*Exercise prompt*: Go through the listing beneath this task and return every line that carries the string "from".

◆ ◆ ◆ ◆ ◆

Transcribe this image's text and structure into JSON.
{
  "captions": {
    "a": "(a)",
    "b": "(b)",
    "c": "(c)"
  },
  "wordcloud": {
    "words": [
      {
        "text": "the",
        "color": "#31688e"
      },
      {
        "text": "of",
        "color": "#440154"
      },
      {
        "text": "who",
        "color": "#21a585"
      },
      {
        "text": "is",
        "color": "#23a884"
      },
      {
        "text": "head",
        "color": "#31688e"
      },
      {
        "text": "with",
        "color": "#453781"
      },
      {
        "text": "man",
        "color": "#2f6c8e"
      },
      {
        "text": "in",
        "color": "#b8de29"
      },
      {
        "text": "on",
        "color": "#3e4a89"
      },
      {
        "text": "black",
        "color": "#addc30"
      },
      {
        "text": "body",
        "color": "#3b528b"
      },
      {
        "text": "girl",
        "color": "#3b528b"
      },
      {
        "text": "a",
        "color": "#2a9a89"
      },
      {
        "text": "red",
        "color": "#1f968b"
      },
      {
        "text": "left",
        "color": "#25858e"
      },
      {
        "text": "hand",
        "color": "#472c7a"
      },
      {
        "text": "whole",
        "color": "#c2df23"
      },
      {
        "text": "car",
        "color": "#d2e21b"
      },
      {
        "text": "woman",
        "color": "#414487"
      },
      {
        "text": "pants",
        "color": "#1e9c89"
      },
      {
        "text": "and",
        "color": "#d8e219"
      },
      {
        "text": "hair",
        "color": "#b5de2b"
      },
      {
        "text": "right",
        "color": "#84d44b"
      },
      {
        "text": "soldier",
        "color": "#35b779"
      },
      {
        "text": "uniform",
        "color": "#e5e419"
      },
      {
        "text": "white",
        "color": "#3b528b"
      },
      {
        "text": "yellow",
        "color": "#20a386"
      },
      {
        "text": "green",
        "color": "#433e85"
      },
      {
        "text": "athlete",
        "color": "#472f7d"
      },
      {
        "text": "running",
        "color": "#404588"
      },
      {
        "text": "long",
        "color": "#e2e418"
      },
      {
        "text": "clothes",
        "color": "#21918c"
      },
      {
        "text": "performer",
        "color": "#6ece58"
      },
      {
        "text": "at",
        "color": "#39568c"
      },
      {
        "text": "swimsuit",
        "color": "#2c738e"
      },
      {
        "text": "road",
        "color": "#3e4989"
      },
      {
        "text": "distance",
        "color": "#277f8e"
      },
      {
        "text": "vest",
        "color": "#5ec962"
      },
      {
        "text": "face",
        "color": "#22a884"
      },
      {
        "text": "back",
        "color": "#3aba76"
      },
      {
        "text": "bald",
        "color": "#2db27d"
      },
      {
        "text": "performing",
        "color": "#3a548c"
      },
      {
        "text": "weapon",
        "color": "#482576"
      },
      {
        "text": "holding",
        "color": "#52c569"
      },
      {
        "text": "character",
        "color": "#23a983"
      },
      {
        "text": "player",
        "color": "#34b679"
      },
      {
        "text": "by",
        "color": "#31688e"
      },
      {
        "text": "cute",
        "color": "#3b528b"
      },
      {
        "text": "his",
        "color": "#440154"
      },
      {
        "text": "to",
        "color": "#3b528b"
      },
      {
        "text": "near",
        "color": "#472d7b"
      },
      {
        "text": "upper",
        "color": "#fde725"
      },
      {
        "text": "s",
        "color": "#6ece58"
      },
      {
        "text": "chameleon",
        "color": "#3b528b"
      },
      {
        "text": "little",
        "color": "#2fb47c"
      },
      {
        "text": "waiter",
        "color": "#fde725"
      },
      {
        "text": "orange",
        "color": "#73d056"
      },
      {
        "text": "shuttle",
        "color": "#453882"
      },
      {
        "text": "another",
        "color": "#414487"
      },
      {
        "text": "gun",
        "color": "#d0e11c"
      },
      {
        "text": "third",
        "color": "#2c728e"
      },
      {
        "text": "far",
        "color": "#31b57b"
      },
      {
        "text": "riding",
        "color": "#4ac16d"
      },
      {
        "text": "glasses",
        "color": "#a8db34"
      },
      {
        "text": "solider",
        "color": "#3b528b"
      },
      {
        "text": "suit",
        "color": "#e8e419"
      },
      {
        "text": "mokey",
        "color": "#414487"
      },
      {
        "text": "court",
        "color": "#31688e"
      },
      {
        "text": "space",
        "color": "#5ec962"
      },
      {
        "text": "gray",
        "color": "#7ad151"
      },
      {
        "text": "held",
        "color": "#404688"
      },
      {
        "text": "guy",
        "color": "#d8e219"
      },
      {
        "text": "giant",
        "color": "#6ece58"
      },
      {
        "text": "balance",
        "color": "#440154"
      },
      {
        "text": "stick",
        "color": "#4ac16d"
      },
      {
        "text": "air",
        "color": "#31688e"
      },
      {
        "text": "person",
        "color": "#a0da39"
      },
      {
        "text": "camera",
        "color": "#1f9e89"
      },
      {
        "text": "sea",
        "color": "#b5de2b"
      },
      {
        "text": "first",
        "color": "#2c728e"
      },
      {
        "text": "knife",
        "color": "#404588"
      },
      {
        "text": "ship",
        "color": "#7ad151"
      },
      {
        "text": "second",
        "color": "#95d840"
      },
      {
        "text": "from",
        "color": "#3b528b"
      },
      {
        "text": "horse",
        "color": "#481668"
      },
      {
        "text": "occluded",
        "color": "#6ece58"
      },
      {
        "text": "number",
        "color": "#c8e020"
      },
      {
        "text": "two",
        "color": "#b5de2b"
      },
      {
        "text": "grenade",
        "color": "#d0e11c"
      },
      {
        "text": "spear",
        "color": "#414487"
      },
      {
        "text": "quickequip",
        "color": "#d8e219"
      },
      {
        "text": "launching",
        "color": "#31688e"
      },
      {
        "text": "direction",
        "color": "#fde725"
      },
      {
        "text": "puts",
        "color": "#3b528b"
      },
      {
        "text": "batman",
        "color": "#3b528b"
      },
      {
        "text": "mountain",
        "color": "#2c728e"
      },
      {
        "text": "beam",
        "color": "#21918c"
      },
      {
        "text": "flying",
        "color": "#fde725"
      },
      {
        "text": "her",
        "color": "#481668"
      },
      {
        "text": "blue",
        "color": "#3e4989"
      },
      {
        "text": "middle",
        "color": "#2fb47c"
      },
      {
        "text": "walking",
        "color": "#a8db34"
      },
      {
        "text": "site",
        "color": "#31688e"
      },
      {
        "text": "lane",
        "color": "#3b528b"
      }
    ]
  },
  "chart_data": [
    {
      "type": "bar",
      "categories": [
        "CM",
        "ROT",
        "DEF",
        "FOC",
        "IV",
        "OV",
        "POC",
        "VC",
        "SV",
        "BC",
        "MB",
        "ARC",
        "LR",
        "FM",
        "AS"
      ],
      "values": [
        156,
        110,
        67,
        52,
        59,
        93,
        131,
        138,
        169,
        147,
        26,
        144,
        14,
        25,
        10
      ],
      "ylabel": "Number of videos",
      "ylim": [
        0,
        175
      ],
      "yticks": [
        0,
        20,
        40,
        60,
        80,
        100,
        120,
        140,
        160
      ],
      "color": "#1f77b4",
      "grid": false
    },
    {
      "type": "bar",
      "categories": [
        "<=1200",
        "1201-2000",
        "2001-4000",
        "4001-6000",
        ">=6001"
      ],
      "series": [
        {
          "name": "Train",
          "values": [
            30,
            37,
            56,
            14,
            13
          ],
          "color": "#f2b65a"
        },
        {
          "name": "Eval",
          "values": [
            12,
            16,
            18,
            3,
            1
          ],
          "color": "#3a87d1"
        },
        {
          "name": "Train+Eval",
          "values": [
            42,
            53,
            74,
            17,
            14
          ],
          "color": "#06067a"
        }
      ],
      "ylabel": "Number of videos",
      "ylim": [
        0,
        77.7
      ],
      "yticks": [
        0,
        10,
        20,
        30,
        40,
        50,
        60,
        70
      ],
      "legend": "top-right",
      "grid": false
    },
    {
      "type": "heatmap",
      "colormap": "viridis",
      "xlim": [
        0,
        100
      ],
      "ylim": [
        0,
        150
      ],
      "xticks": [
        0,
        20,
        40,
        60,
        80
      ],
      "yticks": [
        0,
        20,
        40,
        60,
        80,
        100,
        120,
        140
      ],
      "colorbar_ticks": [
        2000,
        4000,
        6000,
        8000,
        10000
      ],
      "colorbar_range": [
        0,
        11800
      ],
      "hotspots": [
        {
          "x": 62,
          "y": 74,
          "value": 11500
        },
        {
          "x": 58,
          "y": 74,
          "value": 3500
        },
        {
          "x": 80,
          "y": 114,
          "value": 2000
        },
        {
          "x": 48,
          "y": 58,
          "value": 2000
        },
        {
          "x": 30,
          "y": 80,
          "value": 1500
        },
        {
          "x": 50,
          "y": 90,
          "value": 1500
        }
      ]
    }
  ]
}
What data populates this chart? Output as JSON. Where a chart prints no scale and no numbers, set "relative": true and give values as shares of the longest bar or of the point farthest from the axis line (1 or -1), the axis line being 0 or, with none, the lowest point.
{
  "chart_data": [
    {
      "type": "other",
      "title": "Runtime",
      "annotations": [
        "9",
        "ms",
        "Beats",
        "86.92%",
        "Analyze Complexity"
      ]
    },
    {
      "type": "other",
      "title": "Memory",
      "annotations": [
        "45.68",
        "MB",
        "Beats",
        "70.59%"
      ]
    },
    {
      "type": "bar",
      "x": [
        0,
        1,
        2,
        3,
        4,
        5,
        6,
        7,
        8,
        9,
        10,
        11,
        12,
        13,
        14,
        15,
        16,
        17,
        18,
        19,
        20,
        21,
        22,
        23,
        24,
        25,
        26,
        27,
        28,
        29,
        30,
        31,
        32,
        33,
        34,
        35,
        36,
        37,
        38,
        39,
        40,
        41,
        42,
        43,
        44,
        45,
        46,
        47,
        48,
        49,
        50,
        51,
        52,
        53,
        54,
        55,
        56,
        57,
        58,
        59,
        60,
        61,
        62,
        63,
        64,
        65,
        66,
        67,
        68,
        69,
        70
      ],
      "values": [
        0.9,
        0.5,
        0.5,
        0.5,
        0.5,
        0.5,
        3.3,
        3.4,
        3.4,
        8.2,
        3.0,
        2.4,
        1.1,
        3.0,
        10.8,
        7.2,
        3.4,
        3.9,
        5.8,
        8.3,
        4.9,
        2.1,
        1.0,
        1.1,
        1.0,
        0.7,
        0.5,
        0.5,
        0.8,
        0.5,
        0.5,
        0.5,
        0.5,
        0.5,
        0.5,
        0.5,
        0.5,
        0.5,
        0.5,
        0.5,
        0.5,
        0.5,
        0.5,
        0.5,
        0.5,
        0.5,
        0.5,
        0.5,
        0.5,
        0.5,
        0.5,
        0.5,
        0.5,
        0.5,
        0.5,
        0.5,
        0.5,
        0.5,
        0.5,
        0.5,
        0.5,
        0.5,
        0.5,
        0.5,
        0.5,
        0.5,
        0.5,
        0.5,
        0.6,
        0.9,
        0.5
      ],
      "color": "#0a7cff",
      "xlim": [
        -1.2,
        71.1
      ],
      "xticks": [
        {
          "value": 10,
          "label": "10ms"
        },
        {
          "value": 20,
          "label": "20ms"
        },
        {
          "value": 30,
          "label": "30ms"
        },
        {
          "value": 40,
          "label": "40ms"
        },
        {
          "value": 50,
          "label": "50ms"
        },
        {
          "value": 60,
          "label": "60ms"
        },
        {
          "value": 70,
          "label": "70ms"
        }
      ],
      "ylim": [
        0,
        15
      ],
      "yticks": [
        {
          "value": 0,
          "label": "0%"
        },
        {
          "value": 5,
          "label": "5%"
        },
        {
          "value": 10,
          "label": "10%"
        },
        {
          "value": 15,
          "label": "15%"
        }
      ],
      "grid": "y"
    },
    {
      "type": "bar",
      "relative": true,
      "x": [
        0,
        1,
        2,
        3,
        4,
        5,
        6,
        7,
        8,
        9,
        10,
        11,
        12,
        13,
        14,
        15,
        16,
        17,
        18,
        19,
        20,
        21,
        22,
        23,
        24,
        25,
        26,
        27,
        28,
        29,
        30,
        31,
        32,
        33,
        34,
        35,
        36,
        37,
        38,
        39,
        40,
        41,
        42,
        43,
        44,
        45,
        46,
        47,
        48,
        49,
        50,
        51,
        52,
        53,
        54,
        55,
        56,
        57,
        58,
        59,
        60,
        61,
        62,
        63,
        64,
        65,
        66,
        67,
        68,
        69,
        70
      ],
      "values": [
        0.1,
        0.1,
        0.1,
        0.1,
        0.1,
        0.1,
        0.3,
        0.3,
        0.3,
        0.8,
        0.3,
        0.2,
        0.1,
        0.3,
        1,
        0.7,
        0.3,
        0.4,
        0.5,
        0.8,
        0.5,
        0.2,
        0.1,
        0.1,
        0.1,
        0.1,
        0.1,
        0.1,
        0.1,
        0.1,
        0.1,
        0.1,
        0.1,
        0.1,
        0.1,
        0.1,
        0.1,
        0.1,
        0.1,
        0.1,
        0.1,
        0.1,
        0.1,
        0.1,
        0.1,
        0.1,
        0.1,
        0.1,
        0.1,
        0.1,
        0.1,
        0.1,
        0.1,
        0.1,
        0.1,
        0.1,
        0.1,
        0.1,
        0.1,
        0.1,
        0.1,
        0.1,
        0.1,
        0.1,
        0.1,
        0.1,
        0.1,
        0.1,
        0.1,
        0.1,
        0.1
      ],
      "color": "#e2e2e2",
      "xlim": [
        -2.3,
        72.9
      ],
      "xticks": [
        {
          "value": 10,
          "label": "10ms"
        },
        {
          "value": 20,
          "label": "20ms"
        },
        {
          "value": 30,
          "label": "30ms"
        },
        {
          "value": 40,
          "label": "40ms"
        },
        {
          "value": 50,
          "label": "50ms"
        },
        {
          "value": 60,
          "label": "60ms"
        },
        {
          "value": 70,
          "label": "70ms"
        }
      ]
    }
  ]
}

◆ ◆ ◆ ◆ ◆

*Task response*:
        "text": "from",
What data populates this chart? Output as JSON. Where a chart prints no scale and no numbers, set "relative": true and give values as shares of the longest bar or of the point farthest from the axis line (1 or -1), the axis line being 0 or, with none, the lowest point.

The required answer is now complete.